[WRITTEN REQUEST] All of the data should be output character for character, except the pictures.

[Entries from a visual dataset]
--- Start ---
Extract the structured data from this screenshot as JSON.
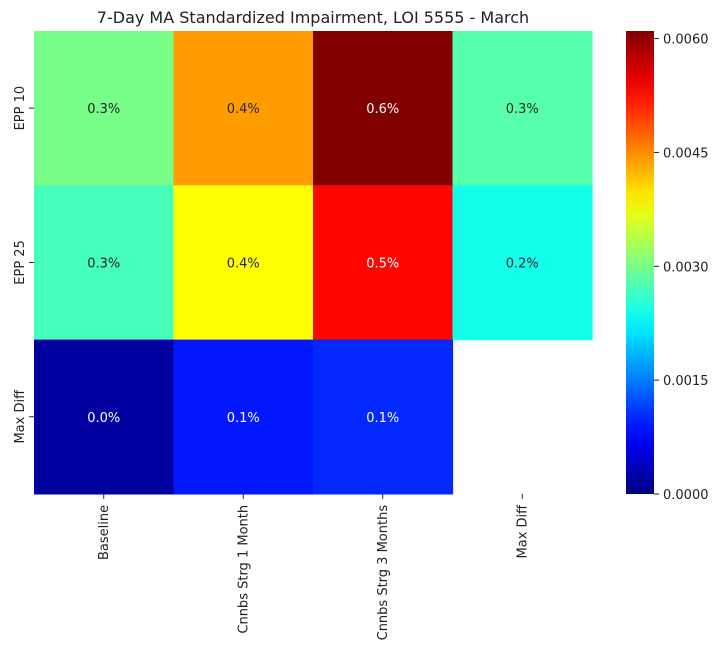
{
  "chart_data": {
    "type": "heatmap",
    "title": "7-Day MA Standardized Impairment, LOI 5555 - March",
    "xlabel": "",
    "ylabel": "",
    "columns": [
      "Baseline",
      "Cnnbs Strg 1 Month",
      "Cnnbs Strg 3 Months",
      "Max Diff"
    ],
    "rows": [
      "EPP 10",
      "EPP 25",
      "Max Diff"
    ],
    "values": [
      [
        0.003,
        0.0044,
        0.0061,
        0.0028
      ],
      [
        0.0027,
        0.0038,
        0.0053,
        0.0024
      ],
      [
        0.0002,
        0.0009,
        0.001,
        null
      ]
    ],
    "cell_labels": [
      [
        "0.3%",
        "0.4%",
        "0.6%",
        "0.3%"
      ],
      [
        "0.3%",
        "0.4%",
        "0.5%",
        "0.2%"
      ],
      [
        "0.0%",
        "0.1%",
        "0.1%",
        ""
      ]
    ],
    "colormap": "jet",
    "colorbar": {
      "range": [
        0,
        0.0061
      ],
      "ticks": [
        0.0,
        0.0015,
        0.003,
        0.0045,
        0.006
      ],
      "tick_labels": [
        "0.0000",
        "0.0015",
        "0.0030",
        "0.0045",
        "0.0060"
      ]
    },
    "grid": false
  }
}
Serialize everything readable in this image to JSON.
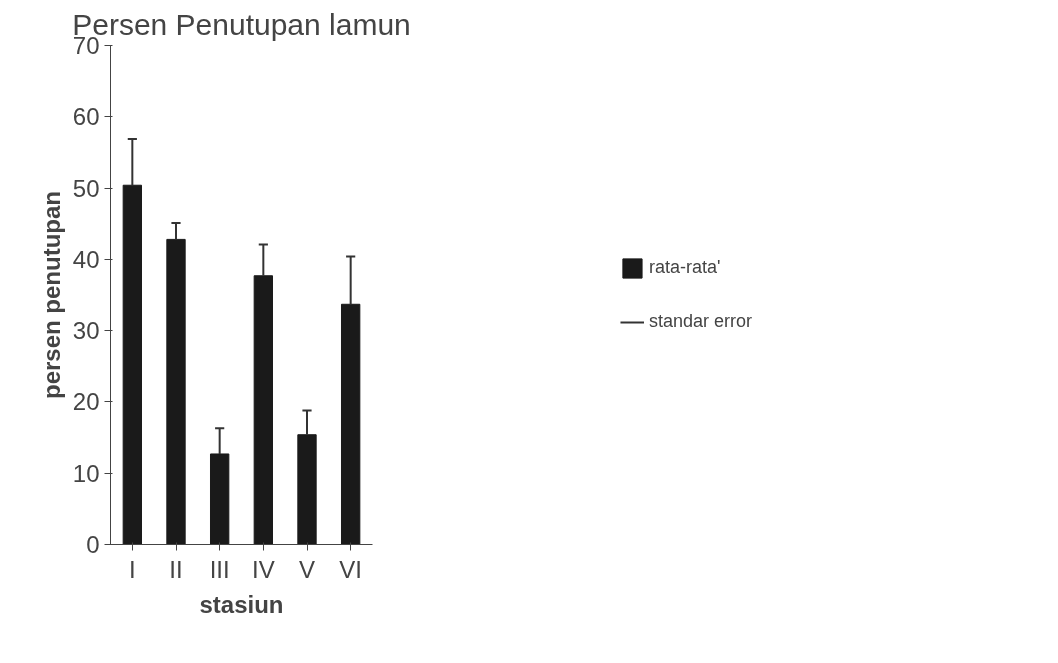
{
  "chart_data": {
    "type": "bar",
    "title": "Persen Penutupan lamun",
    "xlabel": "stasiun",
    "ylabel": "persen penutupan",
    "categories": [
      "I",
      "II",
      "III",
      "IV",
      "V",
      "VI"
    ],
    "series": [
      {
        "name": "rata-rata'",
        "color": "#1a1a1a",
        "values": [
          50.4,
          42.8,
          12.7,
          37.7,
          15.4,
          33.7
        ],
        "errors": [
          [
            50.4,
            56.9
          ],
          [
            42.8,
            45.1
          ],
          [
            12.7,
            16.3
          ],
          [
            37.7,
            42.1
          ],
          [
            15.4,
            18.8
          ],
          [
            33.7,
            40.4
          ]
        ]
      }
    ],
    "annotations": [
      "standar error"
    ],
    "ylim": [
      0,
      70
    ],
    "yticks": [
      0,
      10,
      20,
      30,
      40,
      50,
      60,
      70
    ],
    "grid": false,
    "legend": "right"
  }
}
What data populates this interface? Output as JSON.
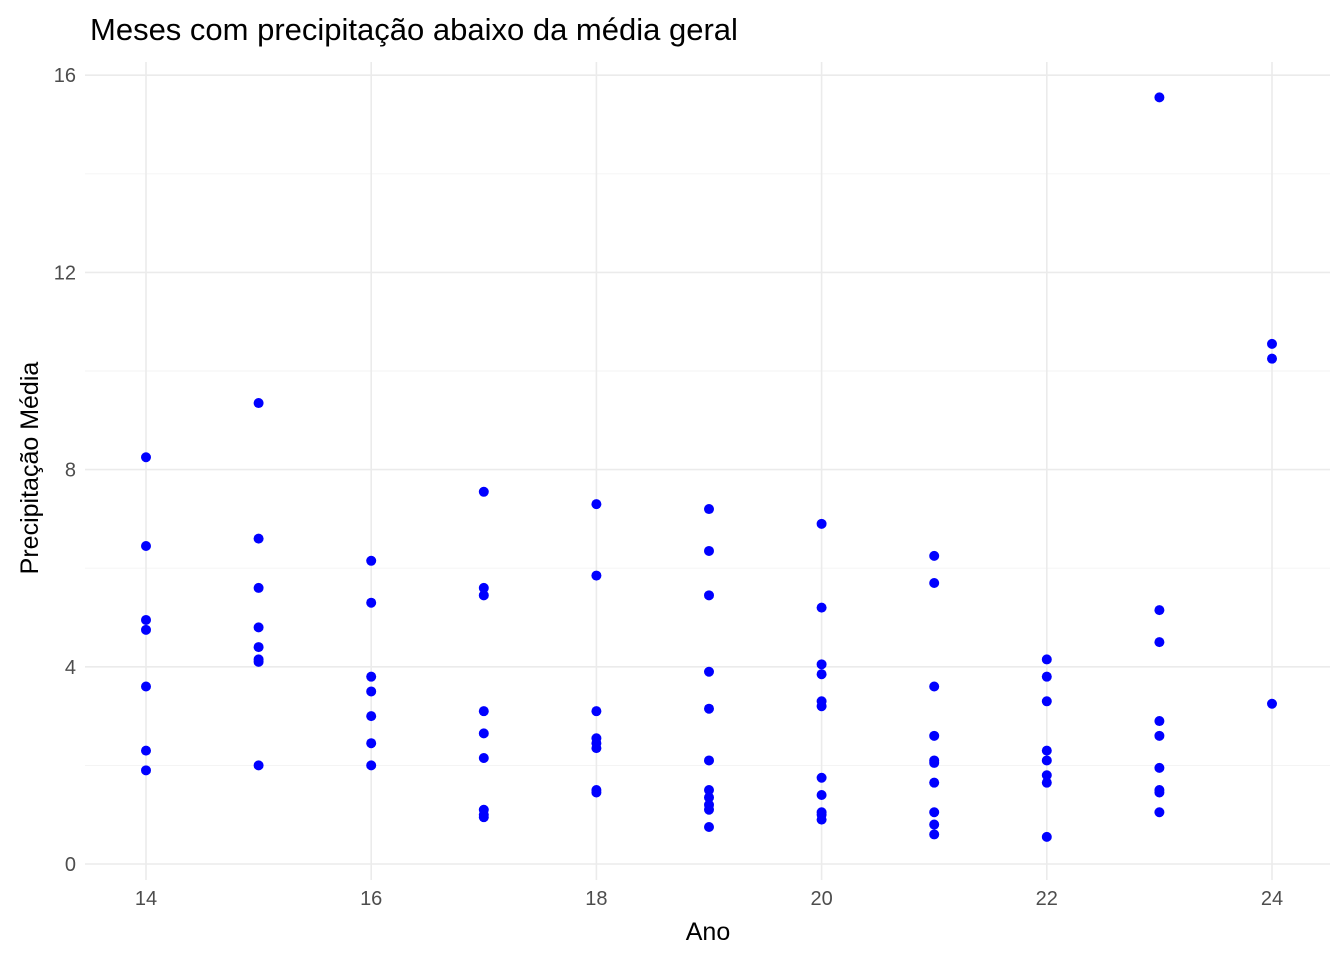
{
  "chart_data": {
    "type": "scatter",
    "title": "Meses com precipitação abaixo da média geral",
    "xlabel": "Ano",
    "ylabel": "Precipitação Média",
    "xlim": [
      13.4,
      24.5
    ],
    "ylim": [
      0,
      16
    ],
    "x_ticks": [
      14,
      16,
      18,
      20,
      22,
      24
    ],
    "y_ticks": [
      0,
      4,
      8,
      12,
      16
    ],
    "x_tick_labels": [
      "14",
      "16",
      "18",
      "20",
      "22",
      "24"
    ],
    "y_tick_labels": [
      "0",
      "4",
      "8",
      "12",
      "16"
    ],
    "grid": true,
    "legend": "none",
    "point_color": "#0000ff",
    "series": [
      {
        "points": [
          [
            14,
            8.25
          ],
          [
            14,
            6.45
          ],
          [
            14,
            4.95
          ],
          [
            14,
            4.75
          ],
          [
            14,
            3.6
          ],
          [
            14,
            2.3
          ],
          [
            14,
            1.9
          ],
          [
            15,
            9.35
          ],
          [
            15,
            6.6
          ],
          [
            15,
            5.6
          ],
          [
            15,
            4.8
          ],
          [
            15,
            4.4
          ],
          [
            15,
            4.15
          ],
          [
            15,
            4.1
          ],
          [
            15,
            2.0
          ],
          [
            16,
            6.15
          ],
          [
            16,
            5.3
          ],
          [
            16,
            3.8
          ],
          [
            16,
            3.5
          ],
          [
            16,
            3.0
          ],
          [
            16,
            2.45
          ],
          [
            16,
            2.0
          ],
          [
            17,
            7.55
          ],
          [
            17,
            5.6
          ],
          [
            17,
            5.45
          ],
          [
            17,
            3.1
          ],
          [
            17,
            2.65
          ],
          [
            17,
            2.15
          ],
          [
            17,
            1.1
          ],
          [
            17,
            1.0
          ],
          [
            17,
            0.95
          ],
          [
            18,
            7.3
          ],
          [
            18,
            5.85
          ],
          [
            18,
            3.1
          ],
          [
            18,
            2.55
          ],
          [
            18,
            2.45
          ],
          [
            18,
            2.35
          ],
          [
            18,
            1.5
          ],
          [
            18,
            1.45
          ],
          [
            19,
            7.2
          ],
          [
            19,
            6.35
          ],
          [
            19,
            5.45
          ],
          [
            19,
            3.9
          ],
          [
            19,
            3.15
          ],
          [
            19,
            2.1
          ],
          [
            19,
            1.5
          ],
          [
            19,
            1.35
          ],
          [
            19,
            1.2
          ],
          [
            19,
            1.1
          ],
          [
            19,
            0.75
          ],
          [
            20,
            6.9
          ],
          [
            20,
            5.2
          ],
          [
            20,
            4.05
          ],
          [
            20,
            3.85
          ],
          [
            20,
            3.3
          ],
          [
            20,
            3.2
          ],
          [
            20,
            1.75
          ],
          [
            20,
            1.4
          ],
          [
            20,
            1.05
          ],
          [
            20,
            1.0
          ],
          [
            20,
            0.9
          ],
          [
            21,
            6.25
          ],
          [
            21,
            5.7
          ],
          [
            21,
            3.6
          ],
          [
            21,
            2.6
          ],
          [
            21,
            2.1
          ],
          [
            21,
            2.05
          ],
          [
            21,
            1.65
          ],
          [
            21,
            1.05
          ],
          [
            21,
            0.8
          ],
          [
            21,
            0.6
          ],
          [
            22,
            4.15
          ],
          [
            22,
            3.8
          ],
          [
            22,
            3.3
          ],
          [
            22,
            2.3
          ],
          [
            22,
            2.1
          ],
          [
            22,
            1.8
          ],
          [
            22,
            1.65
          ],
          [
            22,
            0.55
          ],
          [
            23,
            15.55
          ],
          [
            23,
            5.15
          ],
          [
            23,
            4.5
          ],
          [
            23,
            2.9
          ],
          [
            23,
            2.6
          ],
          [
            23,
            1.95
          ],
          [
            23,
            1.5
          ],
          [
            23,
            1.45
          ],
          [
            23,
            1.05
          ],
          [
            24,
            10.55
          ],
          [
            24,
            10.25
          ],
          [
            24,
            3.25
          ]
        ]
      }
    ]
  }
}
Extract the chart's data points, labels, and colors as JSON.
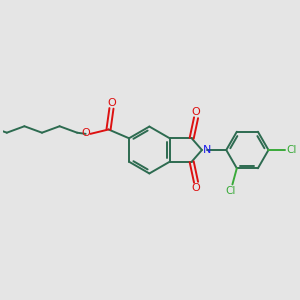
{
  "background_color": "#e5e5e5",
  "bond_color": "#2d6b50",
  "bond_lw": 1.4,
  "N_color": "#1a1aee",
  "O_color": "#dd1111",
  "Cl_color": "#3aaa3a",
  "figsize": [
    3.0,
    3.0
  ],
  "dpi": 100,
  "xlim": [
    0,
    10
  ],
  "ylim": [
    0,
    10
  ]
}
--- End ---
[EXERCISE SOLUTION]
Extract the structured data from this screenshot as JSON.
{
  "chart_data": {
    "type": "heatmap",
    "title": "7-Day MA Standardized Impairment, LOI 5555 - March",
    "xlabel": "",
    "ylabel": "",
    "columns": [
      "Baseline",
      "Cnnbs Strg 1 Month",
      "Cnnbs Strg 3 Months",
      "Max Diff"
    ],
    "rows": [
      "EPP 10",
      "EPP 25",
      "Max Diff"
    ],
    "values": [
      [
        0.003,
        0.0044,
        0.0061,
        0.0028
      ],
      [
        0.0027,
        0.0038,
        0.0053,
        0.0024
      ],
      [
        0.0002,
        0.0009,
        0.001,
        null
      ]
    ],
    "cell_labels": [
      [
        "0.3%",
        "0.4%",
        "0.6%",
        "0.3%"
      ],
      [
        "0.3%",
        "0.4%",
        "0.5%",
        "0.2%"
      ],
      [
        "0.0%",
        "0.1%",
        "0.1%",
        ""
      ]
    ],
    "colormap": "jet",
    "colorbar": {
      "range": [
        0,
        0.0061
      ],
      "ticks": [
        0.0,
        0.0015,
        0.003,
        0.0045,
        0.006
      ],
      "tick_labels": [
        "0.0000",
        "0.0015",
        "0.0030",
        "0.0045",
        "0.0060"
      ]
    },
    "grid": false
  }
}
Serialize everything readable in this image to JSON.
{
  "chart_data": {
    "type": "bar",
    "title": "Persen Penutupan lamun",
    "xlabel": "stasiun",
    "ylabel": "persen penutupan",
    "categories": [
      "I",
      "II",
      "III",
      "IV",
      "V",
      "VI"
    ],
    "series": [
      {
        "name": "rata-rata'",
        "color": "#1a1a1a",
        "values": [
          50.4,
          42.8,
          12.7,
          37.7,
          15.4,
          33.7
        ],
        "errors": [
          [
            50.4,
            56.9
          ],
          [
            42.8,
            45.1
          ],
          [
            12.7,
            16.3
          ],
          [
            37.7,
            42.1
          ],
          [
            15.4,
            18.8
          ],
          [
            33.7,
            40.4
          ]
        ]
      }
    ],
    "annotations": [
      "standar error"
    ],
    "ylim": [
      0,
      70
    ],
    "yticks": [
      0,
      10,
      20,
      30,
      40,
      50,
      60,
      70
    ],
    "grid": false,
    "legend": "right"
  }
}
What data populates this interface? Output as JSON.
{
  "chart_data": {
    "type": "scatter",
    "title": "Meses com precipitação abaixo da média geral",
    "xlabel": "Ano",
    "ylabel": "Precipitação Média",
    "xlim": [
      13.4,
      24.5
    ],
    "ylim": [
      0,
      16
    ],
    "x_ticks": [
      14,
      16,
      18,
      20,
      22,
      24
    ],
    "y_ticks": [
      0,
      4,
      8,
      12,
      16
    ],
    "x_tick_labels": [
      "14",
      "16",
      "18",
      "20",
      "22",
      "24"
    ],
    "y_tick_labels": [
      "0",
      "4",
      "8",
      "12",
      "16"
    ],
    "grid": true,
    "legend": "none",
    "point_color": "#0000ff",
    "series": [
      {
        "points": [
          [
            14,
            8.25
          ],
          [
            14,
            6.45
          ],
          [
            14,
            4.95
          ],
          [
            14,
            4.75
          ],
          [
            14,
            3.6
          ],
          [
            14,
            2.3
          ],
          [
            14,
            1.9
          ],
          [
            15,
            9.35
          ],
          [
            15,
            6.6
          ],
          [
            15,
            5.6
          ],
          [
            15,
            4.8
          ],
          [
            15,
            4.4
          ],
          [
            15,
            4.15
          ],
          [
            15,
            4.1
          ],
          [
            15,
            2.0
          ],
          [
            16,
            6.15
          ],
          [
            16,
            5.3
          ],
          [
            16,
            3.8
          ],
          [
            16,
            3.5
          ],
          [
            16,
            3.0
          ],
          [
            16,
            2.45
          ],
          [
            16,
            2.0
          ],
          [
            17,
            7.55
          ],
          [
            17,
            5.6
          ],
          [
            17,
            5.45
          ],
          [
            17,
            3.1
          ],
          [
            17,
            2.65
          ],
          [
            17,
            2.15
          ],
          [
            17,
            1.1
          ],
          [
            17,
            1.0
          ],
          [
            17,
            0.95
          ],
          [
            18,
            7.3
          ],
          [
            18,
            5.85
          ],
          [
            18,
            3.1
          ],
          [
            18,
            2.55
          ],
          [
            18,
            2.45
          ],
          [
            18,
            2.35
          ],
          [
            18,
            1.5
          ],
          [
            18,
            1.45
          ],
          [
            19,
            7.2
          ],
          [
            19,
            6.35
          ],
          [
            19,
            5.45
          ],
          [
            19,
            3.9
          ],
          [
            19,
            3.15
          ],
          [
            19,
            2.1
          ],
          [
            19,
            1.5
          ],
          [
            19,
            1.35
          ],
          [
            19,
            1.2
          ],
          [
            19,
            1.1
          ],
          [
            19,
            0.75
          ],
          [
            20,
            6.9
          ],
          [
            20,
            5.2
          ],
          [
            20,
            4.05
          ],
          [
            20,
            3.85
          ],
          [
            20,
            3.3
          ],
          [
            20,
            3.2
          ],
          [
            20,
            1.75
          ],
          [
            20,
            1.4
          ],
          [
            20,
            1.05
          ],
          [
            20,
            1.0
          ],
          [
            20,
            0.9
          ],
          [
            21,
            6.25
          ],
          [
            21,
            5.7
          ],
          [
            21,
            3.6
          ],
          [
            21,
            2.6
          ],
          [
            21,
            2.1
          ],
          [
            21,
            2.05
          ],
          [
            21,
            1.65
          ],
          [
            21,
            1.05
          ],
          [
            21,
            0.8
          ],
          [
            21,
            0.6
          ],
          [
            22,
            4.15
          ],
          [
            22,
            3.8
          ],
          [
            22,
            3.3
          ],
          [
            22,
            2.3
          ],
          [
            22,
            2.1
          ],
          [
            22,
            1.8
          ],
          [
            22,
            1.65
          ],
          [
            22,
            0.55
          ],
          [
            23,
            15.55
          ],
          [
            23,
            5.15
          ],
          [
            23,
            4.5
          ],
          [
            23,
            2.9
          ],
          [
            23,
            2.6
          ],
          [
            23,
            1.95
          ],
          [
            23,
            1.5
          ],
          [
            23,
            1.45
          ],
          [
            23,
            1.05
          ],
          [
            24,
            10.55
          ],
          [
            24,
            10.25
          ],
          [
            24,
            3.25
          ]
        ]
      }
    ]
  }
}
Extract the chart's data points, labels, and colors as JSON.
{
  "background_color": "#e5e5e5",
  "bond_color": "#2d6b50",
  "bond_lw": 1.4,
  "N_color": "#1a1aee",
  "O_color": "#dd1111",
  "Cl_color": "#3aaa3a",
  "figsize": [
    3.0,
    3.0
  ],
  "dpi": 100,
  "xlim": [
    0,
    10
  ],
  "ylim": [
    0,
    10
  ]
}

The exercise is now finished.